* Required action
In the data below, count every line that holds the string "button" and reply with the number alone.

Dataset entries
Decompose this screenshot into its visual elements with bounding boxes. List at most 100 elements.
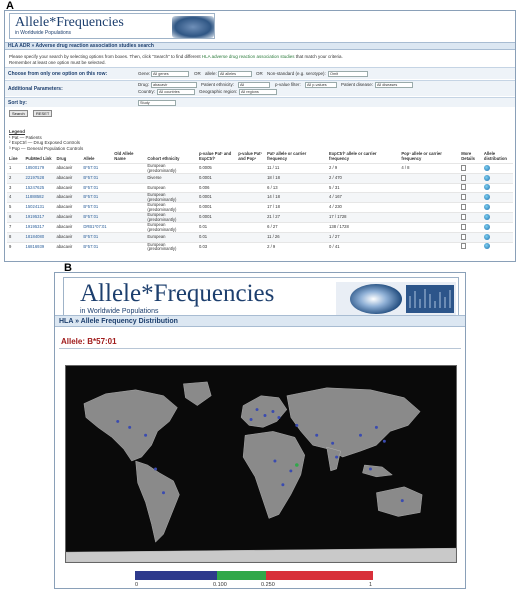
allele-link[interactable]: B*57:01 [81,173,113,183]
col-header: PubMed Link [25,156,52,161]
allele-link[interactable]: B*57:01 [81,202,113,213]
details-document-icon[interactable] [461,223,467,230]
col-header: Drug [56,156,67,161]
globe-distribution-icon[interactable] [483,174,490,181]
allele-distribution-panel: Allele*Frequencies in Worldwide Populati… [54,272,466,589]
p-value-pat-pop [236,232,266,242]
globe-distribution-icon[interactable] [483,213,490,220]
pubmed-link[interactable]: 15024131 [23,202,55,213]
details-document-icon[interactable] [461,203,467,210]
more-details-cell [459,241,482,252]
globe-distribution-icon[interactable] [483,203,490,210]
pop-frequency [399,241,460,252]
cohort-ethnicity: European (predominantly) [145,163,197,174]
details-document-icon[interactable] [461,184,467,190]
instructions-reminder: Remember at least one option must be sel… [9,60,106,65]
old-allele-name [112,192,146,203]
expctrl-frequency: 5 / 31 [327,182,400,193]
expctrl-frequency: 2 / 470 [327,173,400,183]
pubmed-link[interactable]: 11888582 [23,192,55,203]
site-logo[interactable]: Allele*Frequencies in Worldwide Populati… [9,13,215,39]
search-button[interactable]: Search [9,110,28,117]
old-allele-name [112,163,146,174]
logo-title: Allele*Frequencies [80,280,275,307]
reset-button[interactable]: RESET [33,110,53,117]
globe-distribution-icon[interactable] [483,243,490,250]
gene-select[interactable]: All genes [151,71,189,77]
globe-distribution-icon[interactable] [483,184,490,190]
details-document-icon[interactable] [461,213,467,220]
pubmed-link[interactable]: 19195317 [23,212,55,223]
non-standard-select[interactable]: Omit [328,71,368,77]
region-select[interactable]: All regions [239,89,277,95]
pat-frequency: 21 / 27 [265,212,328,223]
pat-frequency: 6 / 13 [265,182,328,193]
pop-frequency [399,212,460,223]
allele-link[interactable]: B*57:01 [81,182,113,193]
drug-cell: abacavir [54,222,82,233]
site-header: Allele*Frequencies in Worldwide Populati… [5,11,515,41]
globe-distribution-icon[interactable] [483,233,490,240]
sort-select[interactable]: Study [138,100,176,106]
disease-select[interactable]: All diseases [375,82,413,88]
allele-link[interactable]: B*57:01 [81,241,113,252]
allele-distribution-cell [481,182,513,193]
choose-one-label: Choose from only one option on this row: [8,71,108,77]
country-select[interactable]: All countries [157,89,195,95]
pubmed-link[interactable]: 15247625 [23,182,55,193]
globe-distribution-icon[interactable] [483,193,490,200]
cohort-ethnicity: European [145,232,197,242]
pubmed-link[interactable]: 19195317 [23,222,55,233]
old-allele-name [112,202,146,213]
table-row: 8 18184080 abacavir B*57:01 European 0.01 11 /… [7,232,513,242]
sort-label: Sort by: [8,100,27,106]
old-allele-name [112,182,146,193]
details-document-icon[interactable] [461,164,467,171]
globe-logo-icon [172,16,214,38]
legend-item: ² ExpCtrl — Drug Exposed Controls [9,140,81,145]
table-row: 1 18500179 abacavir B*57:01 European (predom… [7,163,513,174]
drug-cell: abacavir [54,212,82,223]
line-number: 8 [7,232,24,242]
allele-link[interactable]: DRB1*07:01 [81,222,113,233]
line-number: 2 [7,173,24,183]
line-number: 3 [7,182,24,193]
p-value-pat-pop [236,192,266,203]
pop-frequency [399,173,460,183]
drug-select[interactable]: abacavir [151,82,197,88]
world-frequency-map[interactable] [65,365,457,563]
details-document-icon[interactable] [461,233,467,240]
line-number: 6 [7,212,24,223]
pubmed-link[interactable]: 18184080 [23,232,55,242]
allele-link[interactable]: B*57:01 [81,212,113,223]
site-logo[interactable]: Allele*Frequencies in Worldwide Populati… [63,277,459,319]
allele-link[interactable]: B*57:01 [81,163,113,174]
old-allele-name [112,212,146,223]
allele-link[interactable]: B*57:01 [81,192,113,203]
details-document-icon[interactable] [461,174,467,181]
table-row: 7 19195317 abacavir DRB1*07:01 European (pre… [7,222,513,233]
legend: Legend ¹ Pat — Patients ² ExpCtrl — Drug… [9,129,83,151]
globe-distribution-icon[interactable] [483,223,490,230]
col-header: p-value Pat¹ and Pop³ [238,151,262,161]
allele-distribution-cell [481,163,513,174]
col-header: Pat¹ allele or carrier frequency [267,151,307,161]
allele-link[interactable]: B*57:01 [81,232,113,242]
p-value-pat-pop [236,202,266,213]
allele-select[interactable]: All alleles [218,71,252,77]
breadcrumb: HLA ADR » Adverse drug reaction associat… [5,42,515,50]
p-value-filter-select[interactable]: All p-values [305,82,337,88]
pubmed-link[interactable]: 22197528 [23,173,55,183]
ethnicity-select[interactable]: All [238,82,270,88]
adr-search-panel: Allele*Frequencies in Worldwide Populati… [4,10,516,262]
scale-tick: 1 [369,582,373,588]
table-row: 4 11888582 abacavir B*57:01 European (predom… [7,192,513,203]
details-document-icon[interactable] [461,193,467,200]
globe-distribution-icon[interactable] [483,164,490,171]
expctrl-frequency: 4 / 167 [327,192,400,203]
table-row: 2 22197528 abacavir B*57:01 Diverse 0.0001 18 … [7,173,513,183]
pubmed-link[interactable]: 18500179 [23,163,55,174]
pubmed-link[interactable]: 16816939 [23,241,55,252]
adr-studies-link[interactable]: HLA adverse drug reaction association st… [202,54,295,59]
details-document-icon[interactable] [461,243,467,250]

* Response to the exercise
2